Copy, in full, each line of the material that holds the word "ressortministeriet".

**Records to use**

^^^^^^^^^^^^^^^^

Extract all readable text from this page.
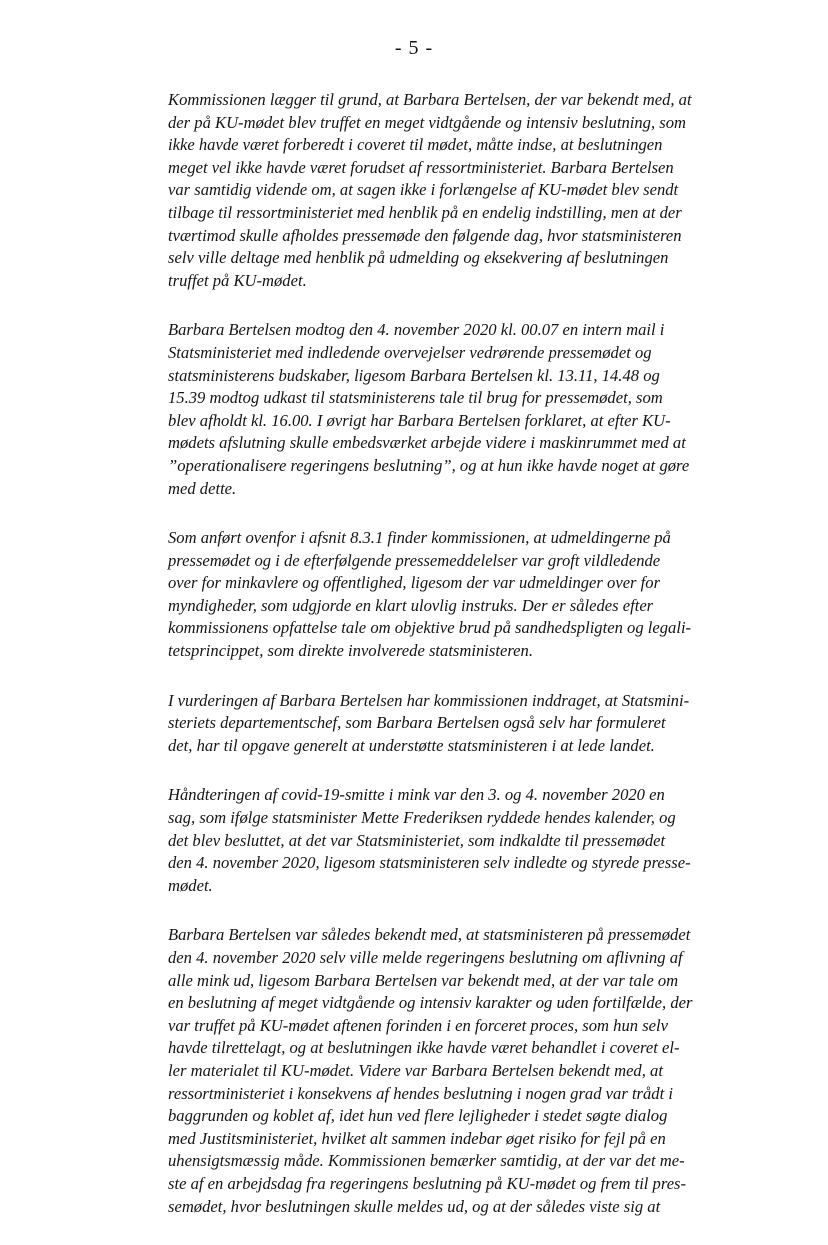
- 5 -

Kommissionen lægger til grund, at Barbara Bertelsen, der var bekendt med, at
der på KU-mødet blev truffet en meget vidtgående og intensiv beslutning, som
ikke havde været forberedt i coveret til mødet, måtte indse, at beslutningen
meget vel ikke havde været forudset af ressortministeriet. Barbara Bertelsen
var samtidig vidende om, at sagen ikke i forlængelse af KU-mødet blev sendt
tilbage til ressortministeriet med henblik på en endelig indstilling, men at der
tværtimod skulle afholdes pressemøde den følgende dag, hvor statsministeren
selv ville deltage med henblik på udmelding og eksekvering af beslutningen
truffet på KU-mødet.

Barbara Bertelsen modtog den 4. november 2020 kl. 00.07 en intern mail i
Statsministeriet med indledende overvejelser vedrørende pressemødet og
statsministerens budskaber, ligesom Barbara Bertelsen kl. 13.11, 14.48 og
15.39 modtog udkast til statsministerens tale til brug for pressemødet, som
blev afholdt kl. 16.00. I øvrigt har Barbara Bertelsen forklaret, at efter KU-
mødets afslutning skulle embedsværket arbejde videre i maskinrummet med at
”operationalisere regeringens beslutning”, og at hun ikke havde noget at gøre
med dette.

Som anført ovenfor i afsnit 8.3.1 finder kommissionen, at udmeldingerne på
pressemødet og i de efterfølgende pressemeddelelser var groft vildledende
over for minkavlere og offentlighed, ligesom der var udmeldinger over for
myndigheder, som udgjorde en klart ulovlig instruks. Der er således efter
kommissionens opfattelse tale om objektive brud på sandhedspligten og legali-
tetsprincippet, som direkte involverede statsministeren.

I vurderingen af Barbara Bertelsen har kommissionen inddraget, at Statsmini-
steriets departementschef, som Barbara Bertelsen også selv har formuleret
det, har til opgave generelt at understøtte statsministeren i at lede landet.

Håndteringen af covid-19-smitte i mink var den 3. og 4. november 2020 en
sag, som ifølge statsminister Mette Frederiksen ryddede hendes kalender, og
det blev besluttet, at det var Statsministeriet, som indkaldte til pressemødet
den 4. november 2020, ligesom statsministeren selv indledte og styrede presse-
mødet.

Barbara Bertelsen var således bekendt med, at statsministeren på pressemødet
den 4. november 2020 selv ville melde regeringens beslutning om aflivning af
alle mink ud, ligesom Barbara Bertelsen var bekendt med, at der var tale om
en beslutning af meget vidtgående og intensiv karakter og uden fortilfælde, der
var truffet på KU-mødet aftenen forinden i en forceret proces, som hun selv
havde tilrettelagt, og at beslutningen ikke havde været behandlet i coveret el-
ler materialet til KU-mødet. Videre var Barbara Bertelsen bekendt med, at
ressortministeriet i konsekvens af hendes beslutning i nogen grad var trådt i
baggrunden og koblet af, idet hun ved flere lejligheder i stedet søgte dialog
med Justitsministeriet, hvilket alt sammen indebar øget risiko for fejl på en
uhensigtsmæssig måde. Kommissionen bemærker samtidig, at der var det me-
ste af en arbejdsdag fra regeringens beslutning på KU-mødet og frem til pres-
semødet, hvor beslutningen skulle meldes ud, og at der således viste sig at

^^^^^^^^^^^^^^^^

**Expected answer**
meget vel ikke havde været forudset af ressortministeriet. Barbara Bertelsen
tilbage til ressortministeriet med henblik på en endelig indstilling, men at der
ressortministeriet i konsekvens af hendes beslutning i nogen grad var trådt i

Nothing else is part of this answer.